>>
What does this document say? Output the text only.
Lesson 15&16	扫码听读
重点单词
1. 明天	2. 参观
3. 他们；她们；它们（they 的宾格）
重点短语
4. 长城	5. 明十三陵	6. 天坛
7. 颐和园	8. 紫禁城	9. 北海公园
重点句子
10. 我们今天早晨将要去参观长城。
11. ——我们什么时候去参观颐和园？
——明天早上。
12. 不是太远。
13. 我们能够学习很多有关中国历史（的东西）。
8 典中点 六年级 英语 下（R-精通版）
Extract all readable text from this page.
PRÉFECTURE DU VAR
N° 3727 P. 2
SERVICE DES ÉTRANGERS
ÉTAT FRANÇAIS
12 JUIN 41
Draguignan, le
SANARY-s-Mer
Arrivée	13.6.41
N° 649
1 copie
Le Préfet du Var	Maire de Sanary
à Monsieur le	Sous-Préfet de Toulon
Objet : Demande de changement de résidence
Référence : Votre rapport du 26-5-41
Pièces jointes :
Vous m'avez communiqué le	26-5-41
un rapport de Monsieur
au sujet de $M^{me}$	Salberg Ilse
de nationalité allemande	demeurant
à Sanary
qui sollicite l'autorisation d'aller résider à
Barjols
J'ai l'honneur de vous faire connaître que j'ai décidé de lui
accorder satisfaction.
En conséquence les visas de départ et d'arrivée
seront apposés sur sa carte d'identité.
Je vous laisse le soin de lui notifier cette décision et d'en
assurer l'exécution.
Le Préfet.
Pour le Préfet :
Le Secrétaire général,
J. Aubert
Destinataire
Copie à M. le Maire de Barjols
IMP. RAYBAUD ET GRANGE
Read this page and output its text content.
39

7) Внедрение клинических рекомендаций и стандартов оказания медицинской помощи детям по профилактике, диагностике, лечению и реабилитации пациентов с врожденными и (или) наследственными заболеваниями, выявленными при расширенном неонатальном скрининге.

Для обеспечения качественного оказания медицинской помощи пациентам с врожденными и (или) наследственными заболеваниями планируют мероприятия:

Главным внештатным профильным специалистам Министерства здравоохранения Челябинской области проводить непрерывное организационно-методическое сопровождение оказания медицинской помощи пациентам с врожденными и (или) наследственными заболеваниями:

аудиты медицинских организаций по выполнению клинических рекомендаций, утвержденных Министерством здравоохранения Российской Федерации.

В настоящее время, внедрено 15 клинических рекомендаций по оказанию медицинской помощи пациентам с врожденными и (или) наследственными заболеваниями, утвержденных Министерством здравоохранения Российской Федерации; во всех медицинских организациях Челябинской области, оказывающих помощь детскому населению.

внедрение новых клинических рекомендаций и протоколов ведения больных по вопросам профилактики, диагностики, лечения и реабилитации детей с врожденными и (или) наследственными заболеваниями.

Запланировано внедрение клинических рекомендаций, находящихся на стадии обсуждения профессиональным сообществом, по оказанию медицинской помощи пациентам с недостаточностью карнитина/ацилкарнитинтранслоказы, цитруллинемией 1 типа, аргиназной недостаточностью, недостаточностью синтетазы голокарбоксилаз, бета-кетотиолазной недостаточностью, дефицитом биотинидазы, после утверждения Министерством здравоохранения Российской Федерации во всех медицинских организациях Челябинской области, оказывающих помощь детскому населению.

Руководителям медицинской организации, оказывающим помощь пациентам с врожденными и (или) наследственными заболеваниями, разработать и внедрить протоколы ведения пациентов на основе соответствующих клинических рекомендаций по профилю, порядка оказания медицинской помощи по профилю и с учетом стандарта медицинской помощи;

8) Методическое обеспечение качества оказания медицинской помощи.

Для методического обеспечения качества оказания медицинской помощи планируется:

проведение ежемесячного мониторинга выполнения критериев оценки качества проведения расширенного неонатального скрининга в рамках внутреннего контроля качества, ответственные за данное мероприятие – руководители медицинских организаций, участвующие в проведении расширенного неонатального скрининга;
<<
For the material, find the number of lines holding the word "реабилитации" and give that figure and nothing more.

2